Task goal: Return all lines below containing the word "configuration".

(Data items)
========

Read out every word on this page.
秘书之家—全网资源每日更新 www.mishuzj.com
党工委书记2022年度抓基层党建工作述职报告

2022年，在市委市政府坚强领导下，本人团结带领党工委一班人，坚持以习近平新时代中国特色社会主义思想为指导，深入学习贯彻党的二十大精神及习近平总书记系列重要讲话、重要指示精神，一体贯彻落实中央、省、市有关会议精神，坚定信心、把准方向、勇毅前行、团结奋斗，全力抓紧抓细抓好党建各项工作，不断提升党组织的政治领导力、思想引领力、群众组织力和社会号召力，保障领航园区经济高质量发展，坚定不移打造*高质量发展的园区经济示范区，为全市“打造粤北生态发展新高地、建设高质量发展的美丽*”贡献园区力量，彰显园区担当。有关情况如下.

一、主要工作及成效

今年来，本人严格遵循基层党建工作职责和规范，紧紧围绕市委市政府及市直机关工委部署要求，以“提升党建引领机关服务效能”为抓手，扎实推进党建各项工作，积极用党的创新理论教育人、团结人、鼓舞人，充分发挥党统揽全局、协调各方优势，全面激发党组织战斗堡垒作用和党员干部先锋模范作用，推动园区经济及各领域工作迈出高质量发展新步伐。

========

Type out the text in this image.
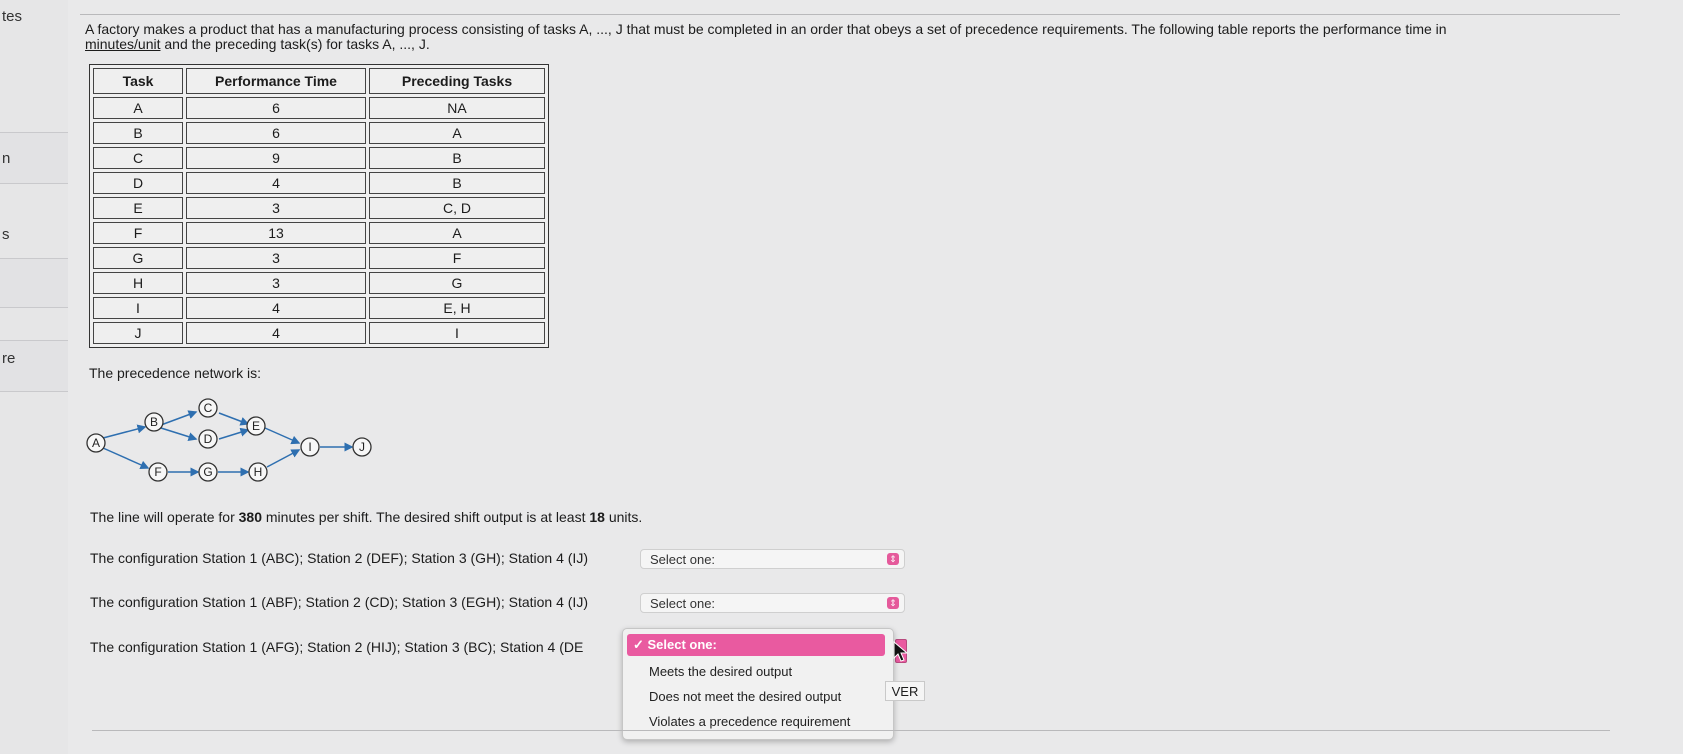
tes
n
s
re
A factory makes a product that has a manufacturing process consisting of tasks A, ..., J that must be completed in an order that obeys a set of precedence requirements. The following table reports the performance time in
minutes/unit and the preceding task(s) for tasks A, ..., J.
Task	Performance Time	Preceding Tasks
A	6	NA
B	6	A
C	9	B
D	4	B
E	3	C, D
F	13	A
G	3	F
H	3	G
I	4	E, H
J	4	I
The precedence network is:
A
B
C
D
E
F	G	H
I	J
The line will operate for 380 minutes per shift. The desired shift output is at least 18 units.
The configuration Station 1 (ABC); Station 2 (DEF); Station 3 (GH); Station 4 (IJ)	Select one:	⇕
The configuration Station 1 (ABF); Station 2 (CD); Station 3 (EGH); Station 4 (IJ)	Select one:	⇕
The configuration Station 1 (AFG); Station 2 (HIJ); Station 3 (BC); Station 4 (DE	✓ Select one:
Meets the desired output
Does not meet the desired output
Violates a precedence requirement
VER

========

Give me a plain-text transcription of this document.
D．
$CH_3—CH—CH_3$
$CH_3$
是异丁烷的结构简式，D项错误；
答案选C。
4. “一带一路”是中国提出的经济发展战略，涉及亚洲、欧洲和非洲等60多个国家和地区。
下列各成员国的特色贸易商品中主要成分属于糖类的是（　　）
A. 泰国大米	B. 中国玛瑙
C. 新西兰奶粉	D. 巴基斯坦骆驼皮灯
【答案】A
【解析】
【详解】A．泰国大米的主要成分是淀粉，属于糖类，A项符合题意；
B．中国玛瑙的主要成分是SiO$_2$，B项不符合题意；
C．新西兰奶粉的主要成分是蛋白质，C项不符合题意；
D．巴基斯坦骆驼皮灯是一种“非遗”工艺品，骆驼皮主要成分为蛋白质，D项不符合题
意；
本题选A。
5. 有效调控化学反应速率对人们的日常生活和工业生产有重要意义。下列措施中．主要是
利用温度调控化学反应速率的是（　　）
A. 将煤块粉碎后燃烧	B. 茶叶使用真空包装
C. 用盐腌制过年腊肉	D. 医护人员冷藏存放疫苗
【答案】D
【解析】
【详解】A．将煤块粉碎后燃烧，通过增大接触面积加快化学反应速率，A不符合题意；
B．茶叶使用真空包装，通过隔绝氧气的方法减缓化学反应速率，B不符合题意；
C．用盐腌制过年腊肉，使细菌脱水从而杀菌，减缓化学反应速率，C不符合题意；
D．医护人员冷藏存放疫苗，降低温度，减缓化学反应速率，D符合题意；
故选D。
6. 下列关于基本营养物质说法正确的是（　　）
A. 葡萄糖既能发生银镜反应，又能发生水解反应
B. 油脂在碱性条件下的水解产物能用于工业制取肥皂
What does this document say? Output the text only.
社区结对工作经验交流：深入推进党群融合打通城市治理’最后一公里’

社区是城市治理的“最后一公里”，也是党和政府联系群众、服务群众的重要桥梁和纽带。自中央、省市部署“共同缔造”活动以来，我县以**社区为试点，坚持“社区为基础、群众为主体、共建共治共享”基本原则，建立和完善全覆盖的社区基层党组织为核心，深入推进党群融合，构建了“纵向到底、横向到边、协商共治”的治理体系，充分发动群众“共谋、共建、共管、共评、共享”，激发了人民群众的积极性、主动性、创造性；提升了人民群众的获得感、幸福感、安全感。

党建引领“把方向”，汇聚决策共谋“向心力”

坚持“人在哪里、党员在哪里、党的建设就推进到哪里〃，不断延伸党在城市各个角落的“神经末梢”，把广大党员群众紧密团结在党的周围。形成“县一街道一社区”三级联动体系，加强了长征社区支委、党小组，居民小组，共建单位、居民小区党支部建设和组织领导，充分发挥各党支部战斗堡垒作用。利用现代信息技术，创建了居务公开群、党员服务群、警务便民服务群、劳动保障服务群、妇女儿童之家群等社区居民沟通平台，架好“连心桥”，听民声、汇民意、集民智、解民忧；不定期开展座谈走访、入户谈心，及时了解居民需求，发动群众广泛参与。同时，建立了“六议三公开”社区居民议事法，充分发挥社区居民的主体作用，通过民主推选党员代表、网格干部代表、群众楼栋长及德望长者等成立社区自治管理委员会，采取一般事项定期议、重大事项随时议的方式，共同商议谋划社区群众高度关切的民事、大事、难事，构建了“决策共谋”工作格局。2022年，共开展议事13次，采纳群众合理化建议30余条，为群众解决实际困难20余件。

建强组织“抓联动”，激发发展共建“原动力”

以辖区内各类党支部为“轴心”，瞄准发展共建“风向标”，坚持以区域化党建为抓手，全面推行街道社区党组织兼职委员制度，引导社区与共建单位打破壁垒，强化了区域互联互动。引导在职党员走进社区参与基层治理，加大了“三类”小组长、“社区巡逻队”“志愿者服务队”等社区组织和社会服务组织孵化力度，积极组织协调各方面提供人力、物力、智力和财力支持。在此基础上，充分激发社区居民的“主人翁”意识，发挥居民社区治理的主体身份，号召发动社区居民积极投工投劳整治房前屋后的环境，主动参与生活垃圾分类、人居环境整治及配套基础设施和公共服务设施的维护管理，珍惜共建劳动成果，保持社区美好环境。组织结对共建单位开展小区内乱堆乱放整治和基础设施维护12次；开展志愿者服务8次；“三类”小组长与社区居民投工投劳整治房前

========

Exercise response:
The configuration Station 1 (ABC); Station 2 (DEF); Station 3 (GH); Station 4 (IJ)	Select one:	⇕
The configuration Station 1 (ABF); Station 2 (CD); Station 3 (EGH); Station 4 (IJ)	Select one:	⇕
The configuration Station 1 (AFG); Station 2 (HIJ); Station 3 (BC); Station 4 (DE	✓ Select one:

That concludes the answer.